- Written problem
Go through the records and copy each line where the word "ylabel" occurs.

[Records from a collection of figures]
········

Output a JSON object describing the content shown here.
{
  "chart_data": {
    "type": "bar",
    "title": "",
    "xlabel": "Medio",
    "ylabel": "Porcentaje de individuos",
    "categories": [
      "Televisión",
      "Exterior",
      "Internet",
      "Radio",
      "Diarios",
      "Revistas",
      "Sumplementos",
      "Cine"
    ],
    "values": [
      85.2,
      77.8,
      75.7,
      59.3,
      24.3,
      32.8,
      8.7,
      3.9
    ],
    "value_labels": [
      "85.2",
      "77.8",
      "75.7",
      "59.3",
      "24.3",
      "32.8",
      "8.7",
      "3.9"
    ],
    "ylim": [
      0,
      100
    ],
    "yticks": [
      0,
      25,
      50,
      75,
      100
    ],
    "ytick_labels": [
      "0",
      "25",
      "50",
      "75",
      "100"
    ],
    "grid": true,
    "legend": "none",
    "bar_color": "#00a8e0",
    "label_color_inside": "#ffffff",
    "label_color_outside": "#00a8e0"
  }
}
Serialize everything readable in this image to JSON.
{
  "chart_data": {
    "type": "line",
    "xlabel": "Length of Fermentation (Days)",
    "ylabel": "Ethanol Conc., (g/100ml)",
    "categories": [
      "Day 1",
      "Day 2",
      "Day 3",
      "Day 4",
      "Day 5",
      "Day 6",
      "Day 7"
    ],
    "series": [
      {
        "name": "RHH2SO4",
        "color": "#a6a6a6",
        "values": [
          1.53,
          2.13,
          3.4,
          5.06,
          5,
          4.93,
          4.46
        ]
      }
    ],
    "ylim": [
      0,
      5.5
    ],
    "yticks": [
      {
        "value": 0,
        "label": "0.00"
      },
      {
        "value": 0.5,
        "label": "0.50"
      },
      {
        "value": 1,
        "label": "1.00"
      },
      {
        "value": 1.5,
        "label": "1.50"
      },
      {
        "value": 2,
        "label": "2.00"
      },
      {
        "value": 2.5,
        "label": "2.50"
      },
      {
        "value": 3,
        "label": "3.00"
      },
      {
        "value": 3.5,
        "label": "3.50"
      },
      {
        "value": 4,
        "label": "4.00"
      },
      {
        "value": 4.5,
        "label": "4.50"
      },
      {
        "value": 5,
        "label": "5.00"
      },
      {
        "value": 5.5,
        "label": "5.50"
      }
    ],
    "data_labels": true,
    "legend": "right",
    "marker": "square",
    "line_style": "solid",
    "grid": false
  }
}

········

- The solution
    "ylabel": "Porcentaje de individuos",
    "ylabel": "Ethanol Conc., (g/100ml)",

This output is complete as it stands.